▶ Data provided
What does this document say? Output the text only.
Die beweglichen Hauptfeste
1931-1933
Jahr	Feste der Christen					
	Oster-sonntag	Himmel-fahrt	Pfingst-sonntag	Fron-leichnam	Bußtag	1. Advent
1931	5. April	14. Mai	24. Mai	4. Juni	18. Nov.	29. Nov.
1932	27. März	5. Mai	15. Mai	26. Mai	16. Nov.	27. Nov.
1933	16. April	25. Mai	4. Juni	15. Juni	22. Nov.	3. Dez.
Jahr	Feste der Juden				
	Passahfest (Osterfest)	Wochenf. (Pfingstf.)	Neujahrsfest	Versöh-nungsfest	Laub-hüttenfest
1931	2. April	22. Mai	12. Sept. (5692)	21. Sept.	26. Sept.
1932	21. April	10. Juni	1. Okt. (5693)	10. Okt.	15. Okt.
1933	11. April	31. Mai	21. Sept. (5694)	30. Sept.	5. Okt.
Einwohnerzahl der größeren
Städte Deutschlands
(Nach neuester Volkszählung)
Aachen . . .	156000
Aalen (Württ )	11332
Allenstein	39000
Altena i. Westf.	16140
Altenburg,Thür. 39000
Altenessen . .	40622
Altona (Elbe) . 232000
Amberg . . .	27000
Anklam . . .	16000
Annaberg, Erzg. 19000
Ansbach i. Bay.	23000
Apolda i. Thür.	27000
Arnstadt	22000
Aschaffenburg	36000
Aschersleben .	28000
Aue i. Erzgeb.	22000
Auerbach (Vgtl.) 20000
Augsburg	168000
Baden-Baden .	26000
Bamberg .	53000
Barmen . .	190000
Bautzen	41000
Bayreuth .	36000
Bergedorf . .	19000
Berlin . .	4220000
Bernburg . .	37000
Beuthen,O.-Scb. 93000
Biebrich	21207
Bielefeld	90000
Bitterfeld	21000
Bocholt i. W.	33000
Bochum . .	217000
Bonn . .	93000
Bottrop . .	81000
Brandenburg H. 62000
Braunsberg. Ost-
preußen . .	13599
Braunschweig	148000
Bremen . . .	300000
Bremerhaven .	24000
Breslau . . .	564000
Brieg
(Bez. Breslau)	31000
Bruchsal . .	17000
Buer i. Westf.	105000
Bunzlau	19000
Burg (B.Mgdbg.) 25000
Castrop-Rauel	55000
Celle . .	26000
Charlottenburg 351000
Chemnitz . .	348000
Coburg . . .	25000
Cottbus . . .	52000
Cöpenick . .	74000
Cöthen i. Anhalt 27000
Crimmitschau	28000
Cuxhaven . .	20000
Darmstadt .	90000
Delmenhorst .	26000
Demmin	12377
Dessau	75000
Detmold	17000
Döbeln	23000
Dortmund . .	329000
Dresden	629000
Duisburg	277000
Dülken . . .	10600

▶ What the exercise asks
State, as a bare number, how many lines of the listing hold the word "Westf".

▶ Exercise response
2